Task input:
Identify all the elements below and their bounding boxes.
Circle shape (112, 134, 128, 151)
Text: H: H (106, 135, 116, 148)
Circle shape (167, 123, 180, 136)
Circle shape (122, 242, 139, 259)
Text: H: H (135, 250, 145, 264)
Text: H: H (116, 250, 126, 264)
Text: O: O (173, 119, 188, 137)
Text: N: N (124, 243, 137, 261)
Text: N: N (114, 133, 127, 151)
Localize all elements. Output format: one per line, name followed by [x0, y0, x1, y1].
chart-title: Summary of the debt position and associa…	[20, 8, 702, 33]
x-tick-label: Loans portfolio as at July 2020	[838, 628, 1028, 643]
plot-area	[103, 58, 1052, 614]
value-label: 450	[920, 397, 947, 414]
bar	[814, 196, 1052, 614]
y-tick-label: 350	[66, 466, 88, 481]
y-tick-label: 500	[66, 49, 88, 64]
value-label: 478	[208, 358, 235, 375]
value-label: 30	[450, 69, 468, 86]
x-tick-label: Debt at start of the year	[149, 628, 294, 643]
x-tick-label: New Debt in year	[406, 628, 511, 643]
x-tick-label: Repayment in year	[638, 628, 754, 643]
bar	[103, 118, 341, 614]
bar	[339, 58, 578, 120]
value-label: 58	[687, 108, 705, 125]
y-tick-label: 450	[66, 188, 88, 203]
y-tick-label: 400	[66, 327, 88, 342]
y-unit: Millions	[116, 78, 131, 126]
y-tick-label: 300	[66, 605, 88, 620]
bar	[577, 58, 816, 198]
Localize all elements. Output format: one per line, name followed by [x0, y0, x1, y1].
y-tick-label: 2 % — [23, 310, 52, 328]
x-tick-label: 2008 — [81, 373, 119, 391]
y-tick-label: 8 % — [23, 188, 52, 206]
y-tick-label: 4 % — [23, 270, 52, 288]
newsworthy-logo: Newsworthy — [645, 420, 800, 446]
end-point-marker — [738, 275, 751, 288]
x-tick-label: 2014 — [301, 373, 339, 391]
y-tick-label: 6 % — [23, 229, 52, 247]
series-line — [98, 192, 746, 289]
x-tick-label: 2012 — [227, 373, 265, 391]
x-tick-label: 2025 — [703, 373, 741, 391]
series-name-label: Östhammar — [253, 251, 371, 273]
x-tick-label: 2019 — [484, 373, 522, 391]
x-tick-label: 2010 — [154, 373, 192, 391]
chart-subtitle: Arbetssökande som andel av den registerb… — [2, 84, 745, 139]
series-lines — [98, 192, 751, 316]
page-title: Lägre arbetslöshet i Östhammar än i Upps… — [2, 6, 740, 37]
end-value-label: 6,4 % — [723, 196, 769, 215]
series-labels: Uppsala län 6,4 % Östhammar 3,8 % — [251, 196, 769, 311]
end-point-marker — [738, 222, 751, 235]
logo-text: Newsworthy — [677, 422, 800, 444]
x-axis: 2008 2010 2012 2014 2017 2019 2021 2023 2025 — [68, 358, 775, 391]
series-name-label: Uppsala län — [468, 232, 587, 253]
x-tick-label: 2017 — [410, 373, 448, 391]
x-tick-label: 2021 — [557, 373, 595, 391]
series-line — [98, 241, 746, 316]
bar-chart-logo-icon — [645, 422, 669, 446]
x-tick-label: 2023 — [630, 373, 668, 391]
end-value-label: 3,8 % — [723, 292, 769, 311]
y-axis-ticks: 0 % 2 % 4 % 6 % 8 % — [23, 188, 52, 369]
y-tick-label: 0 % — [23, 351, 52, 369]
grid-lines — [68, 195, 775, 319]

Written task: Rewrite all of the material above, changing every "x-tick-label" to "x-axis-label" and leaving everything else as it is.

Response below:
Identify all the elements below and their bounding boxes.
Circle shape (112, 134, 128, 151)
Text: H: H (106, 135, 116, 148)
Circle shape (167, 123, 180, 136)
Circle shape (122, 242, 139, 259)
Text: H: H (135, 250, 145, 264)
Text: H: H (116, 250, 126, 264)
Text: O: O (173, 119, 188, 137)
Text: N: N (124, 243, 137, 261)
Text: N: N (114, 133, 127, 151)
Localize all elements. Output format: one per line, name followed by [x0, y0, x1, y1].
chart-title: Summary of the debt position and associa…	[20, 8, 702, 33]
x-axis-label: Loans portfolio as at July 2020	[838, 628, 1028, 643]
plot-area	[103, 58, 1052, 614]
value-label: 450	[920, 397, 947, 414]
bar	[814, 196, 1052, 614]
y-tick-label: 350	[66, 466, 88, 481]
y-tick-label: 500	[66, 49, 88, 64]
value-label: 478	[208, 358, 235, 375]
value-label: 30	[450, 69, 468, 86]
x-axis-label: Debt at start of the year	[149, 628, 294, 643]
x-axis-label: New Debt in year	[406, 628, 511, 643]
x-axis-label: Repayment in year	[638, 628, 754, 643]
bar	[103, 118, 341, 614]
bar	[339, 58, 578, 120]
value-label: 58	[687, 108, 705, 125]
y-tick-label: 450	[66, 188, 88, 203]
y-tick-label: 400	[66, 327, 88, 342]
y-unit: Millions	[116, 78, 131, 126]
y-tick-label: 300	[66, 605, 88, 620]
bar	[577, 58, 816, 198]
Localize all elements. Output format: one per line, name followed by [x0, y0, x1, y1].
y-tick-label: 2 % — [23, 310, 52, 328]
x-axis-label: 2008 — [81, 373, 119, 391]
y-tick-label: 8 % — [23, 188, 52, 206]
y-tick-label: 4 % — [23, 270, 52, 288]
newsworthy-logo: Newsworthy — [645, 420, 800, 446]
end-point-marker — [738, 275, 751, 288]
x-axis-label: 2014 — [301, 373, 339, 391]
y-tick-label: 6 % — [23, 229, 52, 247]
series-line — [98, 192, 746, 289]
x-axis-label: 2012 — [227, 373, 265, 391]
x-axis-label: 2025 — [703, 373, 741, 391]
series-name-label: Östhammar — [253, 251, 371, 273]
x-axis-label: 2019 — [484, 373, 522, 391]
x-axis-label: 2010 — [154, 373, 192, 391]
chart-subtitle: Arbetssökande som andel av den registerb… — [2, 84, 745, 139]
series-lines — [98, 192, 751, 316]
page-title: Lägre arbetslöshet i Östhammar än i Upps… — [2, 6, 740, 37]
end-value-label: 6,4 % — [723, 196, 769, 215]
series-labels: Uppsala län 6,4 % Östhammar 3,8 % — [251, 196, 769, 311]
end-point-marker — [738, 222, 751, 235]
logo-text: Newsworthy — [677, 422, 800, 444]
x-axis: 2008 2010 2012 2014 2017 2019 2021 2023 2025 — [68, 358, 775, 391]
series-name-label: Uppsala län — [468, 232, 587, 253]
x-axis-label: 2017 — [410, 373, 448, 391]
x-axis-label: 2021 — [557, 373, 595, 391]
series-line — [98, 241, 746, 316]
bar-chart-logo-icon — [645, 422, 669, 446]
x-axis-label: 2023 — [630, 373, 668, 391]
end-value-label: 3,8 % — [723, 292, 769, 311]
y-axis-ticks: 0 % 2 % 4 % 6 % 8 % — [23, 188, 52, 369]
y-tick-label: 0 % — [23, 351, 52, 369]
grid-lines — [68, 195, 775, 319]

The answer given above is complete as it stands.